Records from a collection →
---*---

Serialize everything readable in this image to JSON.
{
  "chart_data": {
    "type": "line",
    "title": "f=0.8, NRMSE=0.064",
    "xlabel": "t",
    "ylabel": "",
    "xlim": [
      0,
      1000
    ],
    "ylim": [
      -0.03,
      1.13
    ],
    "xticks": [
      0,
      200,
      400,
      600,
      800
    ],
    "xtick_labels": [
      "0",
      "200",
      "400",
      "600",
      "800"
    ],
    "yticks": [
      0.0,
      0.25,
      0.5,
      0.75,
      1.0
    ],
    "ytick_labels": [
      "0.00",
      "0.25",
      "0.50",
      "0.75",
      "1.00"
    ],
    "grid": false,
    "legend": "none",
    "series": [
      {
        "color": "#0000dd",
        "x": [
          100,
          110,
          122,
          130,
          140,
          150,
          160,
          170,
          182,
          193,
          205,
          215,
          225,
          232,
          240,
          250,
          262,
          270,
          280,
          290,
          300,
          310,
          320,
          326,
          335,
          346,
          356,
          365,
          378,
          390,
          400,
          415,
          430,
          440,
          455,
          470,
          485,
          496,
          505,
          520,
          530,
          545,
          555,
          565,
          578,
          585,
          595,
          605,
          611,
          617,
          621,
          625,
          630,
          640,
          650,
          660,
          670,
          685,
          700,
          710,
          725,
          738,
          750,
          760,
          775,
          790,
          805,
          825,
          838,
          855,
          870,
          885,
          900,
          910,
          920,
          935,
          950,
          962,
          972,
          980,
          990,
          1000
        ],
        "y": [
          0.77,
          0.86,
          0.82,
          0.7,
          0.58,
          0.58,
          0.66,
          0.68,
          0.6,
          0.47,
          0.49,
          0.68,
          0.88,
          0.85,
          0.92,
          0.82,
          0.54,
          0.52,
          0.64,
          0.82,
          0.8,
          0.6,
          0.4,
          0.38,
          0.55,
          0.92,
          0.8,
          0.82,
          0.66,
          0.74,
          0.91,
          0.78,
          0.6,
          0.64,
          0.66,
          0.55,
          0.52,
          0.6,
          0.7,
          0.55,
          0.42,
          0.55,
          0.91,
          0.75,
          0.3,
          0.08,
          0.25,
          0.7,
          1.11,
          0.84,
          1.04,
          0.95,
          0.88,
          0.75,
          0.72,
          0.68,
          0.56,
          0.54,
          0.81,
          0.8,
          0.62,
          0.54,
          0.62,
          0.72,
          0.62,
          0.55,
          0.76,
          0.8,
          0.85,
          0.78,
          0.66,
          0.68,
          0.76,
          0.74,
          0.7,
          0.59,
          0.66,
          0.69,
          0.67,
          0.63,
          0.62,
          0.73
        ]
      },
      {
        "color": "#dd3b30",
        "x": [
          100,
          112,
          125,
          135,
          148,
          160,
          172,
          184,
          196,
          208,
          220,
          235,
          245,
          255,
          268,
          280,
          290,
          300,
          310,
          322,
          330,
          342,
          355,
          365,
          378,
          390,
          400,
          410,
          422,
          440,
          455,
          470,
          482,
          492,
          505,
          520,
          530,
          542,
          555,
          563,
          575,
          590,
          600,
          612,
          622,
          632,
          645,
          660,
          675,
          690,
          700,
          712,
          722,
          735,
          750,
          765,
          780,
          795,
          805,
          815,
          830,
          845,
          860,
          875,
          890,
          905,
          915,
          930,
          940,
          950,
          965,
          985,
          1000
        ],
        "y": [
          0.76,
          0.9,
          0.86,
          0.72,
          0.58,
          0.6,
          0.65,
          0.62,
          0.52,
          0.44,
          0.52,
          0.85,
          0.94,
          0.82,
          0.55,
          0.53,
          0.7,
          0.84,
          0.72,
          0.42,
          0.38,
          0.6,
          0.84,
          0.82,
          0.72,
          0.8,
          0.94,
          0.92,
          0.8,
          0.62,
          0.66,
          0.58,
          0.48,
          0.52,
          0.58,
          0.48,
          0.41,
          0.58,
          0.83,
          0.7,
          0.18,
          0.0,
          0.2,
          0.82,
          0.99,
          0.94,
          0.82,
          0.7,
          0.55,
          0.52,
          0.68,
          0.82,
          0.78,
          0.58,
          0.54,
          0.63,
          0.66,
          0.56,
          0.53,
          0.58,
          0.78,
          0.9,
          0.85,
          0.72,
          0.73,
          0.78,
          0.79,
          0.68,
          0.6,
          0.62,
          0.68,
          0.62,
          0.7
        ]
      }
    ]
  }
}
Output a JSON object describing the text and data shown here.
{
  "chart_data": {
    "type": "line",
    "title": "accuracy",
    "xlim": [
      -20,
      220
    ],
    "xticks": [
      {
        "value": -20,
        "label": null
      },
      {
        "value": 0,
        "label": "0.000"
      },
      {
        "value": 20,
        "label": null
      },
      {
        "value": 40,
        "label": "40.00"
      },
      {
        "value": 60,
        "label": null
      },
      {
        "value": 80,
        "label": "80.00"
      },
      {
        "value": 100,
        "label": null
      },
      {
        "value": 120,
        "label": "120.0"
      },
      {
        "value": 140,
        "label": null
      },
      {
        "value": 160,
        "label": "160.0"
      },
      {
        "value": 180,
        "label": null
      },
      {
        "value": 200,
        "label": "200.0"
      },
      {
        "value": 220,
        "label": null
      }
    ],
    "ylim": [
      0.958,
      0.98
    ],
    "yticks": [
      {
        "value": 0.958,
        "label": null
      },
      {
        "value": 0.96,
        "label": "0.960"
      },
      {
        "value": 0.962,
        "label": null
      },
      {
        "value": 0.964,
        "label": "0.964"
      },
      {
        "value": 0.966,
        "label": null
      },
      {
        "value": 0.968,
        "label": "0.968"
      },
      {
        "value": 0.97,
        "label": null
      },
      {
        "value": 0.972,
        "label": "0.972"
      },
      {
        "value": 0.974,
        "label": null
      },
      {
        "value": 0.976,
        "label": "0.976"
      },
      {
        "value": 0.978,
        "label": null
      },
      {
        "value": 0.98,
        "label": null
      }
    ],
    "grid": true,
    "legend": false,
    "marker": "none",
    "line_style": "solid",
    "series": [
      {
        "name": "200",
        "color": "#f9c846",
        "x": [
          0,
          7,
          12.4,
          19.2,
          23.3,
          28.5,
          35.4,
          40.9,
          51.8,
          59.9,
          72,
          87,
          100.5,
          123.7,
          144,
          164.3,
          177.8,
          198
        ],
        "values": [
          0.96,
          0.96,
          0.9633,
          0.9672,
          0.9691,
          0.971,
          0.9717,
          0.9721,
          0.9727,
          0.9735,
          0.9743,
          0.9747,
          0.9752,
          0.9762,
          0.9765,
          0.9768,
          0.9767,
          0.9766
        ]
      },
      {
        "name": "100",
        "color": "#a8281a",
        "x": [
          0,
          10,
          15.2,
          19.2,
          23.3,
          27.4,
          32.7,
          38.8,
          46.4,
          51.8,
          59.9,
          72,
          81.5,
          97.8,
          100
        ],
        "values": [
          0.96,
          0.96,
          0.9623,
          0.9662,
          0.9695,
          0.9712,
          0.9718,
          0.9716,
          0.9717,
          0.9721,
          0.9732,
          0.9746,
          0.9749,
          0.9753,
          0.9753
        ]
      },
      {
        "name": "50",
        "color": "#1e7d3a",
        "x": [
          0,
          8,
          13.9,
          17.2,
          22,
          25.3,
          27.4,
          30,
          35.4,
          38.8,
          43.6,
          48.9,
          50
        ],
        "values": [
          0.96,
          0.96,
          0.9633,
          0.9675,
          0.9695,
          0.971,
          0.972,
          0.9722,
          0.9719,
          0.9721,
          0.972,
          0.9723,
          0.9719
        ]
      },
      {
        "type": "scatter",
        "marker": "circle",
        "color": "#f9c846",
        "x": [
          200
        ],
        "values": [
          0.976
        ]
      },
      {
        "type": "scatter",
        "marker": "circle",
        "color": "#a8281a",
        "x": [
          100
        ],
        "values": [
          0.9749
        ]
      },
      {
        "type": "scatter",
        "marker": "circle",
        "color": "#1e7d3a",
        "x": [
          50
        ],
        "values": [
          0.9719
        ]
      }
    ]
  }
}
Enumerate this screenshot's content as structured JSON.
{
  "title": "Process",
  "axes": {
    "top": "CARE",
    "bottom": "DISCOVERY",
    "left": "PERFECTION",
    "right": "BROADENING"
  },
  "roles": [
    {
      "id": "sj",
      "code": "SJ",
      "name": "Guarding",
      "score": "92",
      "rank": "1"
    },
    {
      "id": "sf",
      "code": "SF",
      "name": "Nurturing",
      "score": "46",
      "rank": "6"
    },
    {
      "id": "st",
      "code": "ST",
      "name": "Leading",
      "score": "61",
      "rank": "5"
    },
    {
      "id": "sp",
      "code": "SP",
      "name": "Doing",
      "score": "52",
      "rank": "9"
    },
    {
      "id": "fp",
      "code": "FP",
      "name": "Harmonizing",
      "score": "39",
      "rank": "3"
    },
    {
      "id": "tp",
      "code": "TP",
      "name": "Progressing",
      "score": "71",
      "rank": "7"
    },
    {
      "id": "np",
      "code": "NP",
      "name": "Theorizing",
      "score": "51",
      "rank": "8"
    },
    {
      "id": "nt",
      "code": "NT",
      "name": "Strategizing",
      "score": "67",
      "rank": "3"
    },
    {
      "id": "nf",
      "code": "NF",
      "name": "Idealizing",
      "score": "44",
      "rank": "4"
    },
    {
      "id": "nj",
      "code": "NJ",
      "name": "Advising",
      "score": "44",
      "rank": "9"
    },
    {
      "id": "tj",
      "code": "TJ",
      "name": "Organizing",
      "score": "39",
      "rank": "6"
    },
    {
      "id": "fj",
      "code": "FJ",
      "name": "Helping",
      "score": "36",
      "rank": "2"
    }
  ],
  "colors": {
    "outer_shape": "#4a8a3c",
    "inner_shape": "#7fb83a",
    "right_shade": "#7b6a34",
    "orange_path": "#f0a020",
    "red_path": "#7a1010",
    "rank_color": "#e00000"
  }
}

---*---

What you need to do → Find the word "title" in the material, then list each line that holds it.

Full output →
    "title": "f=0.8, NRMSE=0.064",
    "title": "accuracy",
  "title": "Process",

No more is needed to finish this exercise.